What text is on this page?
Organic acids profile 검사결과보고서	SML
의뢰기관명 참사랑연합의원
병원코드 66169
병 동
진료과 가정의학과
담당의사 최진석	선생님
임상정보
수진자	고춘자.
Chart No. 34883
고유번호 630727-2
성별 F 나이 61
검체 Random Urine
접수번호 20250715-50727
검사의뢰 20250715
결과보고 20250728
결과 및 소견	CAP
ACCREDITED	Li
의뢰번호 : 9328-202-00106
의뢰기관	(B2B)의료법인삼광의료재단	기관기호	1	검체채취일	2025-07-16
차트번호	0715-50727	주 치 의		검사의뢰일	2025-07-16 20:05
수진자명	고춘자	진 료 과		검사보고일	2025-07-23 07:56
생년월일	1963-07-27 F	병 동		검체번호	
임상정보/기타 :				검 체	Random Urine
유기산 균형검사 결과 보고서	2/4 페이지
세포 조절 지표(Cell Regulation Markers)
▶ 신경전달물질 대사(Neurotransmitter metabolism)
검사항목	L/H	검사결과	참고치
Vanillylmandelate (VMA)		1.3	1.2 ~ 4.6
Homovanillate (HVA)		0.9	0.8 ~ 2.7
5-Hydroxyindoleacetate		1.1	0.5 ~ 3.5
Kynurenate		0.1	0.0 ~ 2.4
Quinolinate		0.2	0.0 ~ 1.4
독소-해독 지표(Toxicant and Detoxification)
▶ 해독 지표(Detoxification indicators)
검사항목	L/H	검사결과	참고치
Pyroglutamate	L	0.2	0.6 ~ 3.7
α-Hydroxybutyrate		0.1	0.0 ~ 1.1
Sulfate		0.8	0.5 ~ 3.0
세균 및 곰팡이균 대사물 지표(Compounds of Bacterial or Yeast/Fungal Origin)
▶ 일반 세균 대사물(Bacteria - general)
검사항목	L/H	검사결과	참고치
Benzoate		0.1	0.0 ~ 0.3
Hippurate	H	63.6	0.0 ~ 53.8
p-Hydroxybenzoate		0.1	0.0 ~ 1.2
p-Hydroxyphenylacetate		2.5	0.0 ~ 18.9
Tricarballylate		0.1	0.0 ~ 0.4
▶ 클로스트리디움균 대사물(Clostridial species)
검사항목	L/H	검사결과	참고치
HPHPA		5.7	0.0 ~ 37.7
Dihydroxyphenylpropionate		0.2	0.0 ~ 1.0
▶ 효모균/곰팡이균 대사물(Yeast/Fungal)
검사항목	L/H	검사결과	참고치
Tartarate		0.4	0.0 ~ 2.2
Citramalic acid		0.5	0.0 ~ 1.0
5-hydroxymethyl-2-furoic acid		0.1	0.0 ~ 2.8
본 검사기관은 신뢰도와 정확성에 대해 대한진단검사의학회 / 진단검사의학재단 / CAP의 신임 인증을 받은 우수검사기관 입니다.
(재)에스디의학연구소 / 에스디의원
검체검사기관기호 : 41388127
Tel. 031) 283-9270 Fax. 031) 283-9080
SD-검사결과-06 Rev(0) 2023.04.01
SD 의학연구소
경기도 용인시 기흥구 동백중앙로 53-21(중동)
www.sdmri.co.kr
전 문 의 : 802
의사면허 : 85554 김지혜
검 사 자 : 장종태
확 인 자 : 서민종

* **Task requirements**: Report every line of the preceding listing where the string "곰팡이균" occurs.

* **Output of the exercise**:
세균 및 곰팡이균 대사물 지표(Compounds of Bacterial or Yeast/Fungal Origin)
▶ 효모균/곰팡이균 대사물(Yeast/Fungal)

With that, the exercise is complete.